# What you have to do:
Report only how many lines hold the word "Wind".

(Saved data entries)
******************************

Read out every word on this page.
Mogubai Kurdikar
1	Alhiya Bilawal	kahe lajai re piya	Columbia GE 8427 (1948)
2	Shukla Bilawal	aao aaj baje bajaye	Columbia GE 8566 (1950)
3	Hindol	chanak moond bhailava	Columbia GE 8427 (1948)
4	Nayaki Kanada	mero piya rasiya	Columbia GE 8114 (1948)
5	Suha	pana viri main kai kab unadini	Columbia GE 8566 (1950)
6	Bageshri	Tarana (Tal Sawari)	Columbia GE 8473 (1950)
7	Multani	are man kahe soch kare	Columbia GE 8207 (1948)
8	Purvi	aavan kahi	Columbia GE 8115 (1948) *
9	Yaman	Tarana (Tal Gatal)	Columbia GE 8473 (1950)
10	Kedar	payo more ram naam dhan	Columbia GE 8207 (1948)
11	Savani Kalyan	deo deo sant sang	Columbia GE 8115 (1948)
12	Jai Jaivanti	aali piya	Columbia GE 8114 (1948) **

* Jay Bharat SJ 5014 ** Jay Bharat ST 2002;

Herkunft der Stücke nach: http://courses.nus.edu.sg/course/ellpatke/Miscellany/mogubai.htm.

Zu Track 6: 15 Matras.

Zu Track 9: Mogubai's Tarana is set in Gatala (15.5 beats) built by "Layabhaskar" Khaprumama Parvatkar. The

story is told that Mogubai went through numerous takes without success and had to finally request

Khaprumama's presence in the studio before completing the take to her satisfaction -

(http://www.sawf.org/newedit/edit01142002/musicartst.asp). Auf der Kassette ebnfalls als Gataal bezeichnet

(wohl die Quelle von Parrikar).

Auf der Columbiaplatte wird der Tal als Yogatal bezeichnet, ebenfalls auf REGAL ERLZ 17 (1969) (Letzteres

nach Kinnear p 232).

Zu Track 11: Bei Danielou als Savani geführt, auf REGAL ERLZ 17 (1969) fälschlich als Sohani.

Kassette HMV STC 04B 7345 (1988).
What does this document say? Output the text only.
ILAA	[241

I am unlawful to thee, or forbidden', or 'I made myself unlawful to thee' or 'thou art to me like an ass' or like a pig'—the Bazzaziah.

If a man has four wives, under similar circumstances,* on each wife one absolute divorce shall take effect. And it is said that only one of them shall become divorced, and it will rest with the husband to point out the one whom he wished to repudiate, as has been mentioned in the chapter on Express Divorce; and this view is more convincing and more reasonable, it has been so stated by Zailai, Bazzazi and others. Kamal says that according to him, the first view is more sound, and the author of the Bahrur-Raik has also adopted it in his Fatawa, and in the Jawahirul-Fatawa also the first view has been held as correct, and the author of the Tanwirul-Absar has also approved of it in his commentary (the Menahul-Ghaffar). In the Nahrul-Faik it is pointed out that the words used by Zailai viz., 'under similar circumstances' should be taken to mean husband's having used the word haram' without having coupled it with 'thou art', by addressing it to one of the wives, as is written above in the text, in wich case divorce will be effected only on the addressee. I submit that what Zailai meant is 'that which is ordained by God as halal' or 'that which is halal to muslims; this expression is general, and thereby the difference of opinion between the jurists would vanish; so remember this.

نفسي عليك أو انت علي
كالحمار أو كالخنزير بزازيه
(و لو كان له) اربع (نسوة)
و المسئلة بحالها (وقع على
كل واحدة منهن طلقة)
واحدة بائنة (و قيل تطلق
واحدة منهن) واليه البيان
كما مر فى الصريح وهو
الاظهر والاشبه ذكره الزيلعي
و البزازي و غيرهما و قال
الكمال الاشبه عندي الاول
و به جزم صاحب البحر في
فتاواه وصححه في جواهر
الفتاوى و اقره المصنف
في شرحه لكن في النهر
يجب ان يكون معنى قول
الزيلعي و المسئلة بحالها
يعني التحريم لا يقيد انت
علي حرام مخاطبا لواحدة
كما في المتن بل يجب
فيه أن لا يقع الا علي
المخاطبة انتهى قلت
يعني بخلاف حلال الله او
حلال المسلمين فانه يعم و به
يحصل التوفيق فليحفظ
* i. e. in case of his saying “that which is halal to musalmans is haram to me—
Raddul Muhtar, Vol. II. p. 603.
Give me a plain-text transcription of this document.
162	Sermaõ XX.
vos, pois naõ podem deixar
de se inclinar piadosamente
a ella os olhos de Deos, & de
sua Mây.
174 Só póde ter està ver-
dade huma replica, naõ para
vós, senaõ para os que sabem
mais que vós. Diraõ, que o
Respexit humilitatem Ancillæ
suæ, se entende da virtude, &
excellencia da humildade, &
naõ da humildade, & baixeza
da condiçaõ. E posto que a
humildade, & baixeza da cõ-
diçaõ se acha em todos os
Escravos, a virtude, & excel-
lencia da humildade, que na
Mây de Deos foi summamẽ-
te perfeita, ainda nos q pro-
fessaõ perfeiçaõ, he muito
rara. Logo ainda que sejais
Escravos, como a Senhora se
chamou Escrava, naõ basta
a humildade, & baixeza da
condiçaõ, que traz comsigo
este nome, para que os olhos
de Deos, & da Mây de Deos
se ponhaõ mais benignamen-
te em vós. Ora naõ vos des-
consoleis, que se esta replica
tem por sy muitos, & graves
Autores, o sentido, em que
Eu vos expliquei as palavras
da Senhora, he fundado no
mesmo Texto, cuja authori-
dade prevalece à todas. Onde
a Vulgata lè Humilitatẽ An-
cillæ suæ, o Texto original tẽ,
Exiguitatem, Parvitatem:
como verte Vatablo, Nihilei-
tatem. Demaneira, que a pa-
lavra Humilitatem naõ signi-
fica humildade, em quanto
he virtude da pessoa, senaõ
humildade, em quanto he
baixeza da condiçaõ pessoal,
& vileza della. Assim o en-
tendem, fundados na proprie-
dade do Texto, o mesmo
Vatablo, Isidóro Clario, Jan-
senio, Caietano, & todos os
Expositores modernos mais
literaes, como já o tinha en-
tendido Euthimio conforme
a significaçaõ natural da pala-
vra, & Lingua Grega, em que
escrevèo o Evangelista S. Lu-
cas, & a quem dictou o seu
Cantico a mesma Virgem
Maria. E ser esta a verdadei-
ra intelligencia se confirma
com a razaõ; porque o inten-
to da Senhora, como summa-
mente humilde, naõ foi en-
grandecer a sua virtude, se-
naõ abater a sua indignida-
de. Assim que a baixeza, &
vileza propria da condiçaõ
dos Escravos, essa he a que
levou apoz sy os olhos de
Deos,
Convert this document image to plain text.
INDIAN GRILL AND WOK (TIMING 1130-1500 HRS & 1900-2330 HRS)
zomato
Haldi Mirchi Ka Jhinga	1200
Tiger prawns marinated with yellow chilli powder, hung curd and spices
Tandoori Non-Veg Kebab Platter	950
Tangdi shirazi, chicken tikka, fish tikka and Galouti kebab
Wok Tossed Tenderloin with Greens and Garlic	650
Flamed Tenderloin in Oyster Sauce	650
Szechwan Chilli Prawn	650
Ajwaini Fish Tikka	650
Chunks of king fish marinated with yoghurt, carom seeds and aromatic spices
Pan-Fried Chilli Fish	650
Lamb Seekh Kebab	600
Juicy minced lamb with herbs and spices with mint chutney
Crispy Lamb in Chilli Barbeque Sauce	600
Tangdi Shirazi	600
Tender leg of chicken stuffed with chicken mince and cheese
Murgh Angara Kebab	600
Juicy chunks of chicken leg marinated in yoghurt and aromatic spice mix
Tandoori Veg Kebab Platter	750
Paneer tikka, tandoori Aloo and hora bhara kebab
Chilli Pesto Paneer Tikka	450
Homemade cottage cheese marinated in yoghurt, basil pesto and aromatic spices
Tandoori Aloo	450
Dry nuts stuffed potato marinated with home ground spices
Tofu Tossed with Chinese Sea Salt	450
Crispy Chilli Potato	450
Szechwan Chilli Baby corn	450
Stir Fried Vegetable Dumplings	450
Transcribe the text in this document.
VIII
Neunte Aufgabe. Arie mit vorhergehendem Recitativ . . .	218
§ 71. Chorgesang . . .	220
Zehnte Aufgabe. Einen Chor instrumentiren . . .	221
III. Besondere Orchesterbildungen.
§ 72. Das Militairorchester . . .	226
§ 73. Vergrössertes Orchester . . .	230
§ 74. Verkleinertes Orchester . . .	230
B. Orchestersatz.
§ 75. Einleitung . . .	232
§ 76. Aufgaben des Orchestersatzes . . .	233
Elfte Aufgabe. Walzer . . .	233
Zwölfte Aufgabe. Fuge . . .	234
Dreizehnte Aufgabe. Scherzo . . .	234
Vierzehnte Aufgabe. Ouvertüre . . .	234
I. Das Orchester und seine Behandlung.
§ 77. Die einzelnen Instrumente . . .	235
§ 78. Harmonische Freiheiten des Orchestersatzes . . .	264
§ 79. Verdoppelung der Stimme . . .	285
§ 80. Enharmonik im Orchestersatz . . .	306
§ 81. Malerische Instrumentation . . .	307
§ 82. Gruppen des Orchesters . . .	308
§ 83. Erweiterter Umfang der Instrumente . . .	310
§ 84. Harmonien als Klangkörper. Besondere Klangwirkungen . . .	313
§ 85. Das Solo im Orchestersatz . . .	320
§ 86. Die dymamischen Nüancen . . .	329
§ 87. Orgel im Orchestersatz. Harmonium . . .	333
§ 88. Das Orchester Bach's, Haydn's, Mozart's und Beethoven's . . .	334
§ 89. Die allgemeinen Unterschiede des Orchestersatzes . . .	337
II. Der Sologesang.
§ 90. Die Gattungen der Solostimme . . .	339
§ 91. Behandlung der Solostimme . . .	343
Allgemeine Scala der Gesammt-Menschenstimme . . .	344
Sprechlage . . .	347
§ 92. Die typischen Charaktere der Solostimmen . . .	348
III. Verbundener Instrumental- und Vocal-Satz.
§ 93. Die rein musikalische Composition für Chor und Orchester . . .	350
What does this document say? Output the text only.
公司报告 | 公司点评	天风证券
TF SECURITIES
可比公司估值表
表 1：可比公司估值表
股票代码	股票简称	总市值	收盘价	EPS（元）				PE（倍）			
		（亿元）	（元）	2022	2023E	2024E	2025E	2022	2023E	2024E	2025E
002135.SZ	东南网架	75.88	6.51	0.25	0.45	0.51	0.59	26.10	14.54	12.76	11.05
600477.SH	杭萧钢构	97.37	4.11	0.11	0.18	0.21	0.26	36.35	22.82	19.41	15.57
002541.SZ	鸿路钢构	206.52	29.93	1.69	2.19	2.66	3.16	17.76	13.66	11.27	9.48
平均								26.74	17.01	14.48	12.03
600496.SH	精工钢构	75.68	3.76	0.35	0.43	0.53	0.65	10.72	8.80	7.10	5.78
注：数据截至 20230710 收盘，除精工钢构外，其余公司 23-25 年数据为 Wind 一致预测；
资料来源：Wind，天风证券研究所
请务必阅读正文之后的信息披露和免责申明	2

******************************

# Written response:
2